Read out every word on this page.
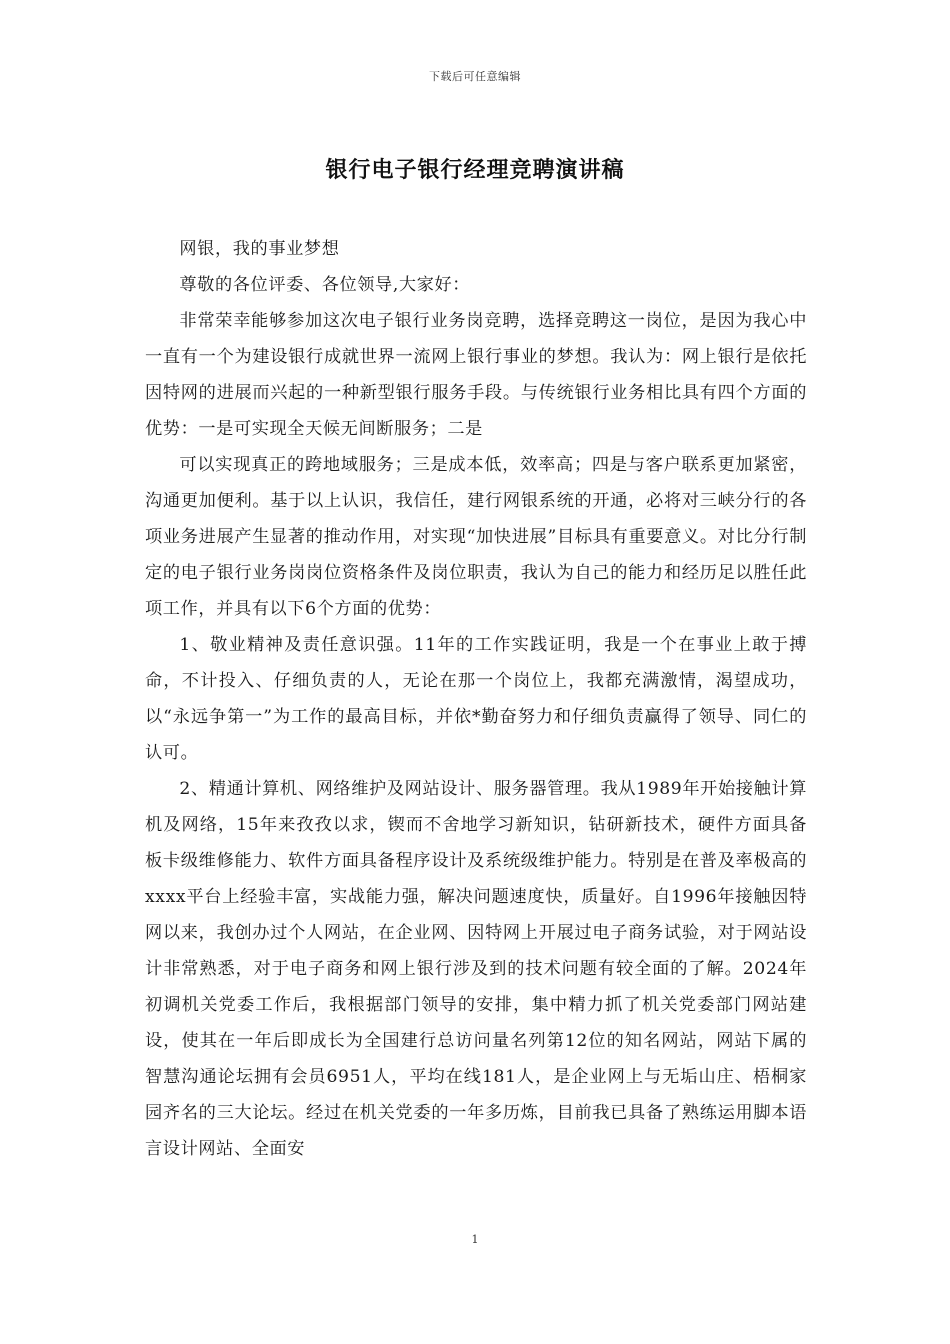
下载后可任意编辑
银行电子银行经理竞聘演讲稿

网银，我的事业梦想

尊敬的各位评委、各位领导,大家好：

非常荣幸能够参加这次电子银行业务岗竞聘，选择竞聘这一岗位，是因为我心中一直有一个为建设银行成就世界一流网上银行事业的梦想。我认为：网上银行是依托因特网的进展而兴起的一种新型银行服务手段。与传统银行业务相比具有四个方面的优势：一是可实现全天候无间断服务；二是

可以实现真正的跨地域服务；三是成本低，效率高；四是与客户联系更加紧密，沟通更加便利。基于以上认识，我信任，建行网银系统的开通，必将对三峡分行的各项业务进展产生显著的推动作用，对实现“加快进展”目标具有重要意义。对比分行制定的电子银行业务岗岗位资格条件及岗位职责，我认为自己的能力和经历足以胜任此项工作，并具有以下6个方面的优势：

1、敬业精神及责任意识强。11年的工作实践证明，我是一个在事业上敢于搏命，不计投入、仔细负责的人，无论在那一个岗位上，我都充满激情，渴望成功，以“永远争第一”为工作的最高目标，并依*勤奋努力和仔细负责赢得了领导、同仁的认可。

2、精通计算机、网络维护及网站设计、服务器管理。我从1989年开始接触计算机及网络，15年来孜孜以求，锲而不舍地学习新知识，钻研新技术，硬件方面具备板卡级维修能力、软件方面具备程序设计及系统级维护能力。特别是在普及率极高的xxxx平台上经验丰富，实战能力强，解决问题速度快，质量好。自1996年接触因特网以来，我创办过个人网站，在企业网、因特网上开展过电子商务试验，对于网站设计非常熟悉，对于电子商务和网上银行涉及到的技术问题有较全面的了解。2024年初调机关党委工作后，我根据部门领导的安排，集中精力抓了机关党委部门网站建设，使其在一年后即成长为全国建行总访问量名列第12位的知名网站，网站下属的智慧沟通论坛拥有会员6951人，平均在线181人，是企业网上与无垢山庄、梧桐家园齐名的三大论坛。经过在机关党委的一年多历炼，目前我已具备了熟练运用脚本语言设计网站、全面安

1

> TASK TO CARRY OUT
Quote all of the entries word for word, omitting any pictures.

> WRITTEN REPLY
Read out every word on this page.
下载后可任意编辑
银行电子银行经理竞聘演讲稿

网银，我的事业梦想

尊敬的各位评委、各位领导,大家好：

非常荣幸能够参加这次电子银行业务岗竞聘，选择竞聘这一岗位，是因为我心中一直有一个为建设银行成就世界一流网上银行事业的梦想。我认为：网上银行是依托因特网的进展而兴起的一种新型银行服务手段。与传统银行业务相比具有四个方面的优势：一是可实现全天候无间断服务；二是

可以实现真正的跨地域服务；三是成本低，效率高；四是与客户联系更加紧密，沟通更加便利。基于以上认识，我信任，建行网银系统的开通，必将对三峡分行的各项业务进展产生显著的推动作用，对实现“加快进展”目标具有重要意义。对比分行制定的电子银行业务岗岗位资格条件及岗位职责，我认为自己的能力和经历足以胜任此项工作，并具有以下6个方面的优势：

1、敬业精神及责任意识强。11年的工作实践证明，我是一个在事业上敢于搏命，不计投入、仔细负责的人，无论在那一个岗位上，我都充满激情，渴望成功，以“永远争第一”为工作的最高目标，并依*勤奋努力和仔细负责赢得了领导、同仁的认可。

2、精通计算机、网络维护及网站设计、服务器管理。我从1989年开始接触计算机及网络，15年来孜孜以求，锲而不舍地学习新知识，钻研新技术，硬件方面具备板卡级维修能力、软件方面具备程序设计及系统级维护能力。特别是在普及率极高的xxxx平台上经验丰富，实战能力强，解决问题速度快，质量好。自1996年接触因特网以来，我创办过个人网站，在企业网、因特网上开展过电子商务试验，对于网站设计非常熟悉，对于电子商务和网上银行涉及到的技术问题有较全面的了解。2024年初调机关党委工作后，我根据部门领导的安排，集中精力抓了机关党委部门网站建设，使其在一年后即成长为全国建行总访问量名列第12位的知名网站，网站下属的智慧沟通论坛拥有会员6951人，平均在线181人，是企业网上与无垢山庄、梧桐家园齐名的三大论坛。经过在机关党委的一年多历炼，目前我已具备了熟练运用脚本语言设计网站、全面安

1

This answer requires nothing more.